Exercise aim -
Can you transcribe every record below exactly as it appears?

The input -

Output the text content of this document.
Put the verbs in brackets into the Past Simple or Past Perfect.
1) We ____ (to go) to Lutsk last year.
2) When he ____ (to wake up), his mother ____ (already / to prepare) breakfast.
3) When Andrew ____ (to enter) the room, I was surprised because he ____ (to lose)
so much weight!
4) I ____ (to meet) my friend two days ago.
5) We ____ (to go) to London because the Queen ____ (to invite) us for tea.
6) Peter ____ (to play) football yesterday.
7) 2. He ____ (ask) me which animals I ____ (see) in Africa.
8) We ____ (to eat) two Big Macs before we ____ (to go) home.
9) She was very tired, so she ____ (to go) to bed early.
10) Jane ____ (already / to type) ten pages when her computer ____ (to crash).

Solution to the exercise -
Output the text content of this document.
Put the verbs in brackets into the Past Simple or Past Perfect.
1) We ____ (to go) to Lutsk last year.
2) When he ____ (to wake up), his mother ____ (already / to prepare) breakfast.
3) When Andrew ____ (to enter) the room, I was surprised because he ____ (to lose)
so much weight!
4) I ____ (to meet) my friend two days ago.
5) We ____ (to go) to London because the Queen ____ (to invite) us for tea.
6) Peter ____ (to play) football yesterday.
7) 2. He ____ (ask) me which animals I ____ (see) in Africa.
8) We ____ (to eat) two Big Macs before we ____ (to go) home.
9) She was very tired, so she ____ (to go) to bed early.
10) Jane ____ (already / to type) ten pages when her computer ____ (to crash).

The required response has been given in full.